### WHAT IS EXPECTED
Repeat the material verbatim. Images are excluded from the copy.

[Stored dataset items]
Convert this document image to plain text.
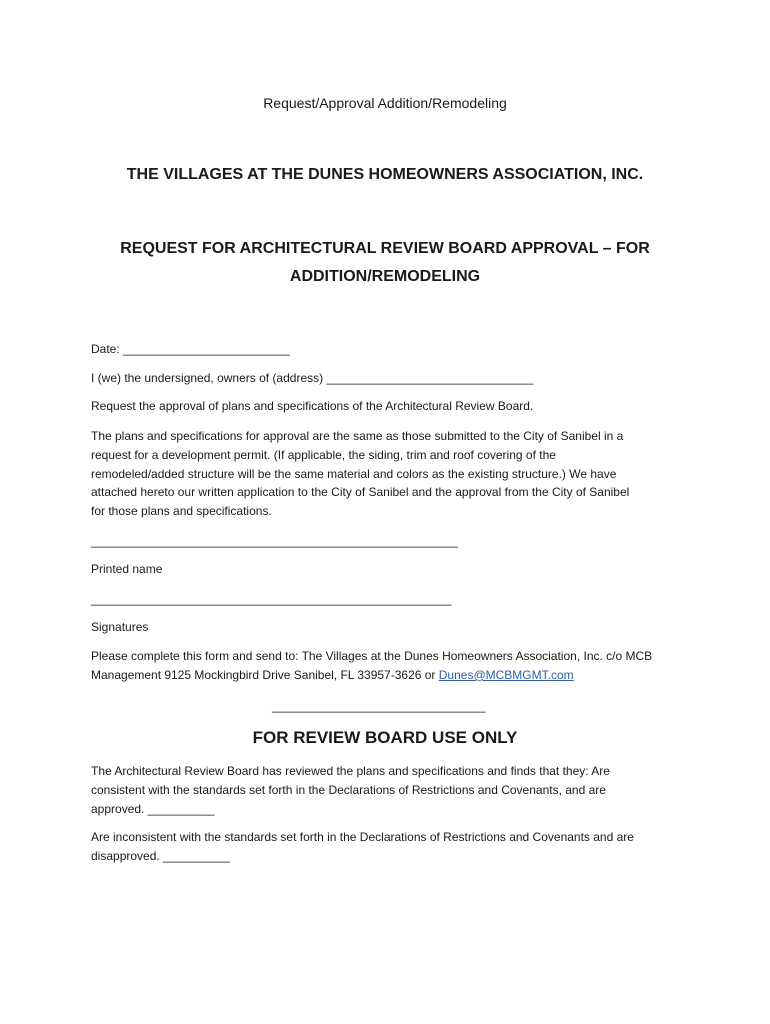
Request/Approval Addition/Remodeling

THE VILLAGES AT THE DUNES HOMEOWNERS ASSOCIATION, INC.

REQUEST FOR ARCHITECTURAL REVIEW BOARD APPROVAL – FOR

ADDITION/REMODELING

Date: _________________________

I (we) the undersigned, owners of (address) _______________________________

Request the approval of plans and specifications of the Architectural Review Board.

The plans and specifications for approval are the same as those submitted to the City of Sanibel in a
request for a development permit. (If applicable, the siding, trim and roof covering of the
remodeled/added structure will be the same material and colors as the existing structure.) We have
attached hereto our written application to the City of Sanibel and the approval from the City of Sanibel
for those plans and specifications.

_______________________________________________________

Printed name

______________________________________________________

Signatures

Please complete this form and send to: The Villages at the Dunes Homeowners Association, Inc. c/o MCB
Management 9125 Mockingbird Drive Sanibel, FL 33957-3626 or Dunes@MCBMGMT.com

________________________________

FOR REVIEW BOARD USE ONLY

The Architectural Review Board has reviewed the plans and specifications and finds that they: Are
consistent with the standards set forth in the Declarations of Restrictions and Covenants, and are
approved. __________
Are inconsistent with the standards set forth in the Declarations of Restrictions and Covenants and are
disapproved. __________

### OUTPUT
Convert this document image to plain text.
Request/Approval Addition/Remodeling

THE VILLAGES AT THE DUNES HOMEOWNERS ASSOCIATION, INC.

REQUEST FOR ARCHITECTURAL REVIEW BOARD APPROVAL – FOR

ADDITION/REMODELING

Date: _________________________

I (we) the undersigned, owners of (address) _______________________________

Request the approval of plans and specifications of the Architectural Review Board.

The plans and specifications for approval are the same as those submitted to the City of Sanibel in a
request for a development permit. (If applicable, the siding, trim and roof covering of the
remodeled/added structure will be the same material and colors as the existing structure.) We have
attached hereto our written application to the City of Sanibel and the approval from the City of Sanibel
for those plans and specifications.

_______________________________________________________

Printed name

______________________________________________________

Signatures

Please complete this form and send to: The Villages at the Dunes Homeowners Association, Inc. c/o MCB
Management 9125 Mockingbird Drive Sanibel, FL 33957-3626 or Dunes@MCBMGMT.com

________________________________

FOR REVIEW BOARD USE ONLY

The Architectural Review Board has reviewed the plans and specifications and finds that they: Are
consistent with the standards set forth in the Declarations of Restrictions and Covenants, and are
approved. __________
Are inconsistent with the standards set forth in the Declarations of Restrictions and Covenants and are
disapproved. __________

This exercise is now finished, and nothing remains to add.